DESCRIPTION OF THE TASK:
Copy the data below word for word, from its first line through the line containing "UI element localization: list", inclusive. Leave the pictures out of your answer.

# Start of DATA EXCERPTS

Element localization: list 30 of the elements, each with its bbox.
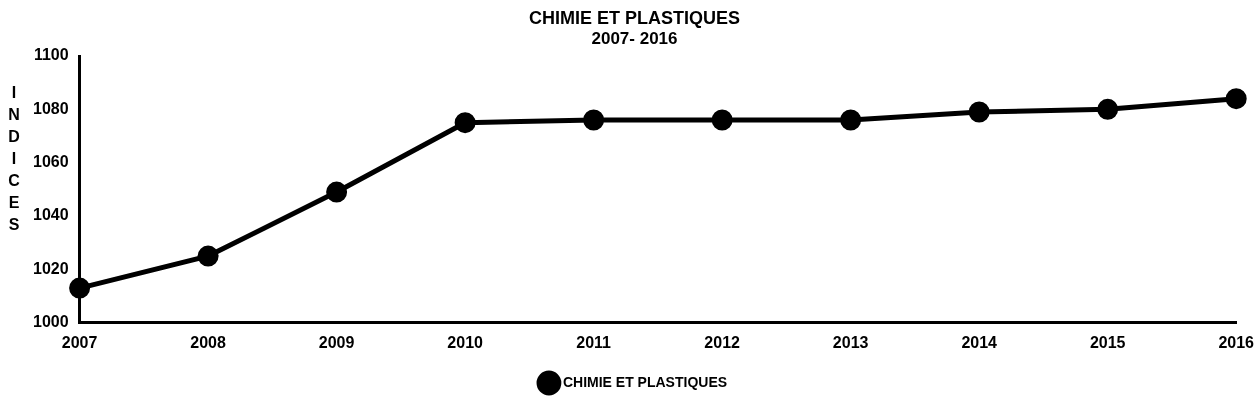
chart-title: CHIMIE ET PLASTIQUES [528,7,741,28]
x-tick-label: 2010 [447,333,484,351]
y-tick-label: 1040 [33,206,69,224]
point [69,277,91,299]
point [326,181,348,203]
point [1225,88,1247,110]
x-tick-label: 2009 [318,333,355,351]
x-tick-label: 2013 [832,333,869,351]
x-tick-label: 2016 [1218,333,1255,351]
x-tick-label: 2014 [961,333,998,351]
y-tick-label: 1080 [33,99,69,117]
x-tick-label: 2012 [704,333,741,351]
point [583,109,605,131]
point [840,109,862,131]
point [197,245,219,267]
point [711,109,733,131]
x-tick-label: 2011 [576,333,612,351]
x-tick-label: 2008 [190,333,226,351]
y-tick-label: 1020 [33,259,69,277]
y-tick-label: 1060 [33,153,69,171]
point [454,112,476,134]
point [968,101,990,123]
legend-label: CHIMIE ET PLASTIQUES [562,373,728,390]
x-tick-label: 2015 [1089,333,1126,351]
y-axis-title: INDICES [8,83,21,233]
y-tick-label: 1000 [33,313,69,331]
y-tick-label: 1100 [33,46,69,64]
x-tick-label: 2007 [61,333,98,351]
chart-subtitle: 2007- 2016 [591,29,678,49]
point [1097,98,1119,120]
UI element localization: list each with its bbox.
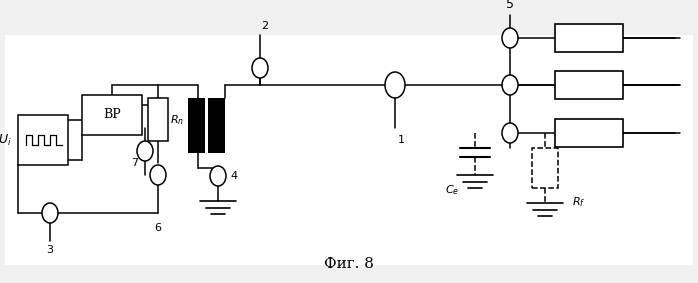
Bar [555,119,623,147]
Text: $C_e$: $C_e$ [445,183,459,197]
Bar [82,95,142,135]
Text: $U_i$: $U_i$ [0,132,12,147]
Ellipse shape [150,165,166,185]
Ellipse shape [42,203,58,223]
Text: 6: 6 [154,223,161,233]
Bar [148,98,168,141]
Text: BP: BP [103,108,121,121]
Ellipse shape [502,75,518,95]
Text: 1: 1 [398,135,405,145]
Bar [555,71,623,99]
Text: 3: 3 [47,245,54,255]
Ellipse shape [210,166,226,186]
Text: $R_n$: $R_n$ [170,113,184,127]
Ellipse shape [385,72,405,98]
Ellipse shape [252,58,268,78]
Ellipse shape [502,28,518,48]
Text: 7: 7 [131,158,138,168]
Bar [208,98,225,153]
Bar [555,24,623,52]
Bar [5,35,693,265]
Bar [532,148,558,188]
Text: $R_f$: $R_f$ [572,195,586,209]
Ellipse shape [502,123,518,143]
Text: 4: 4 [230,171,237,181]
Ellipse shape [137,141,153,161]
Text: 2: 2 [262,21,269,31]
Text: Фиг. 8: Фиг. 8 [324,257,374,271]
Text: 5: 5 [506,0,514,11]
Bar [188,98,205,153]
Bar [18,115,68,165]
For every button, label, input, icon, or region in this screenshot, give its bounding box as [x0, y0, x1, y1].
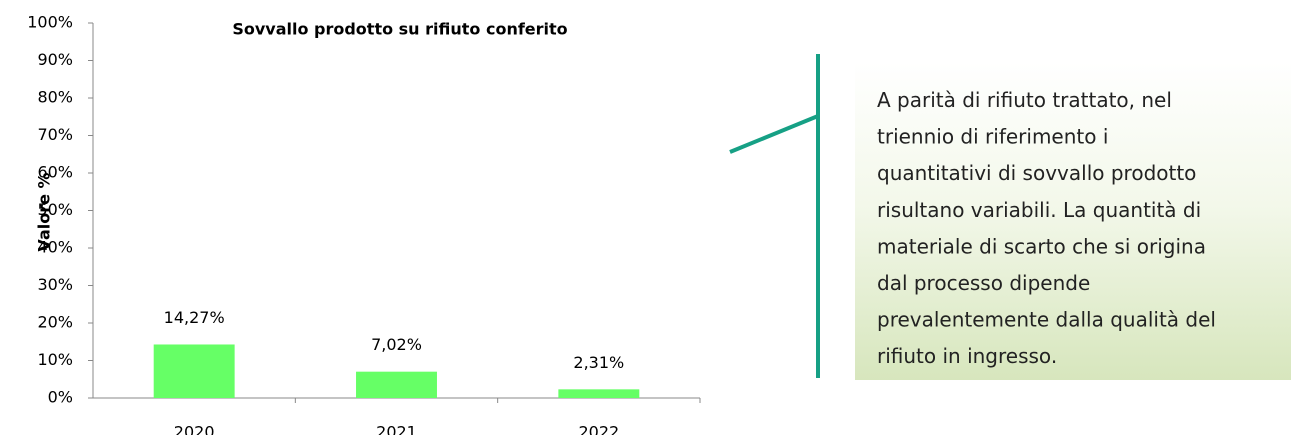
annotation-line: rifiuto in ingresso.	[877, 344, 1057, 368]
y-tick-label: 100%	[27, 13, 73, 32]
x-tick-label: 2022	[578, 423, 619, 436]
x-tick-label: 2020	[174, 423, 215, 436]
y-tick-label: 10%	[37, 350, 73, 369]
annotation-box	[855, 62, 1291, 380]
annotation-line: quantitativi di sovvallo prodotto	[877, 161, 1196, 185]
value-label: 14,27%	[164, 308, 225, 327]
value-label: 2,31%	[573, 353, 624, 372]
y-tick-label: 50%	[37, 200, 73, 219]
annotation-line: materiale di scarto che si origina	[877, 234, 1206, 258]
y-tick-label: 60%	[37, 163, 73, 182]
y-tick-label: 20%	[37, 313, 73, 332]
y-tick-label: 30%	[37, 275, 73, 294]
annotation-line: triennio di riferimento i	[877, 125, 1108, 149]
annotation-line: prevalentemente dalla qualità del	[877, 308, 1216, 332]
bar	[558, 389, 640, 398]
value-label: 7,02%	[371, 335, 422, 354]
annotation-line: risultano variabili. La quantità di	[877, 198, 1201, 222]
bar	[356, 371, 437, 398]
annotation-line: A parità di rifiuto trattato, nel	[877, 88, 1172, 112]
x-tick-label: 2021	[376, 423, 417, 436]
y-tick-label: 0%	[48, 388, 73, 407]
y-tick-label: 80%	[37, 88, 73, 107]
callout-pointer	[729, 114, 819, 154]
annotation-line: dal processo dipende	[877, 271, 1090, 295]
y-tick-label: 70%	[37, 125, 73, 144]
y-tick-label: 40%	[37, 238, 73, 257]
y-axis-label: Valore %	[35, 172, 54, 251]
bar	[153, 344, 235, 398]
chart-title: Sovvallo prodotto su rifiuto conferito	[232, 20, 567, 39]
y-tick-label: 90%	[37, 50, 73, 69]
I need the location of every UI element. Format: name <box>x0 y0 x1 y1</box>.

# End of DATA EXCERPTS

OUTPUT FOR THIS TASK:
Element localization: list 30 of the elements, each with its bbox.
chart-title: CHIMIE ET PLASTIQUES [528,7,741,28]
x-tick-label: 2010 [447,333,484,351]
y-tick-label: 1040 [33,206,69,224]
point [69,277,91,299]
point [326,181,348,203]
point [1225,88,1247,110]
x-tick-label: 2009 [318,333,355,351]
x-tick-label: 2013 [832,333,869,351]
x-tick-label: 2016 [1218,333,1255,351]
x-tick-label: 2014 [961,333,998,351]
y-tick-label: 1080 [33,99,69,117]
x-tick-label: 2012 [704,333,741,351]
point [583,109,605,131]
point [840,109,862,131]
point [197,245,219,267]
point [711,109,733,131]
x-tick-label: 2011 [576,333,612,351]
x-tick-label: 2008 [190,333,226,351]
y-tick-label: 1020 [33,259,69,277]
y-tick-label: 1060 [33,153,69,171]
point [454,112,476,134]
point [968,101,990,123]
legend-label: CHIMIE ET PLASTIQUES [562,373,728,390]
x-tick-label: 2015 [1089,333,1126,351]
y-axis-title: INDICES [8,83,21,233]
y-tick-label: 1000 [33,313,69,331]
y-tick-label: 1100 [33,46,69,64]
x-tick-label: 2007 [61,333,98,351]
chart-subtitle: 2007- 2016 [591,29,678,49]
point [1097,98,1119,120]
UI element localization: list each with its bbox.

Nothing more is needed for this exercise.